WHAT IS ASKED => Reproduce all the entries exactly and keep the pictures out.

RECORDS FOR THE TASK =>
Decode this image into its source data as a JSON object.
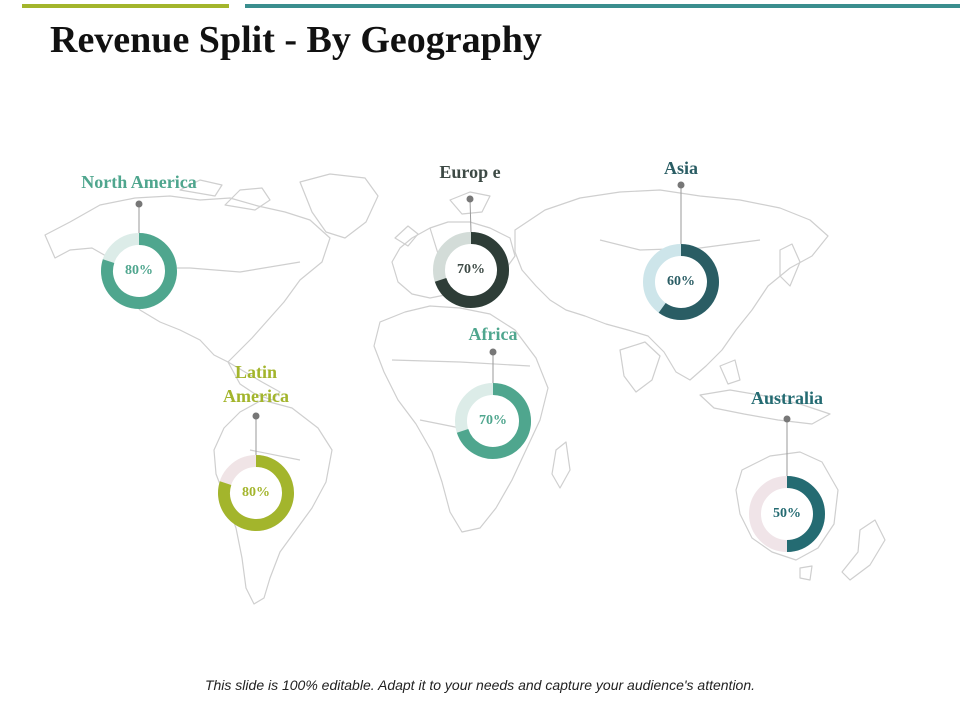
{
  "title": "Revenue Split - By Geography",
  "footer": "This slide is 100% editable. Adapt it to your needs and capture your audience's attention.",
  "chart_data": {
    "type": "pie",
    "variant": "donut",
    "regions": [
      {
        "name": "North America",
        "value": 80,
        "label": "80%",
        "color": "#4fa68e",
        "track": "#dcece8",
        "text_color": "#4fa68e"
      },
      {
        "name": "Europ e",
        "value": 70,
        "label": "70%",
        "color": "#2e3d37",
        "track": "#d3dcd8",
        "text_color": "#3d4a45"
      },
      {
        "name": "Asia",
        "value": 60,
        "label": "60%",
        "color": "#2a5d64",
        "track": "#cde5ea",
        "text_color": "#2a5d64"
      },
      {
        "name": "Latin America",
        "value": 80,
        "label": "80%",
        "color": "#a3b52c",
        "track": "#f0e4e6",
        "text_color": "#a3b52c"
      },
      {
        "name": "Africa",
        "value": 70,
        "label": "70%",
        "color": "#4fa68e",
        "track": "#dcece8",
        "text_color": "#4fa68e"
      },
      {
        "name": "Australia",
        "value": 50,
        "label": "50%",
        "color": "#246b72",
        "track": "#f0e4e8",
        "text_color": "#246b72"
      }
    ]
  }
}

CORRECT RESULT =>
Decode this image into its source data as a JSON object.
{
  "title": "Revenue Split - By Geography",
  "footer": "This slide is 100% editable. Adapt it to your needs and capture your audience's attention.",
  "chart_data": {
    "type": "pie",
    "variant": "donut",
    "regions": [
      {
        "name": "North America",
        "value": 80,
        "label": "80%",
        "color": "#4fa68e",
        "track": "#dcece8",
        "text_color": "#4fa68e"
      },
      {
        "name": "Europ e",
        "value": 70,
        "label": "70%",
        "color": "#2e3d37",
        "track": "#d3dcd8",
        "text_color": "#3d4a45"
      },
      {
        "name": "Asia",
        "value": 60,
        "label": "60%",
        "color": "#2a5d64",
        "track": "#cde5ea",
        "text_color": "#2a5d64"
      },
      {
        "name": "Latin America",
        "value": 80,
        "label": "80%",
        "color": "#a3b52c",
        "track": "#f0e4e6",
        "text_color": "#a3b52c"
      },
      {
        "name": "Africa",
        "value": 70,
        "label": "70%",
        "color": "#4fa68e",
        "track": "#dcece8",
        "text_color": "#4fa68e"
      },
      {
        "name": "Australia",
        "value": 50,
        "label": "50%",
        "color": "#246b72",
        "track": "#f0e4e8",
        "text_color": "#246b72"
      }
    ]
  }
}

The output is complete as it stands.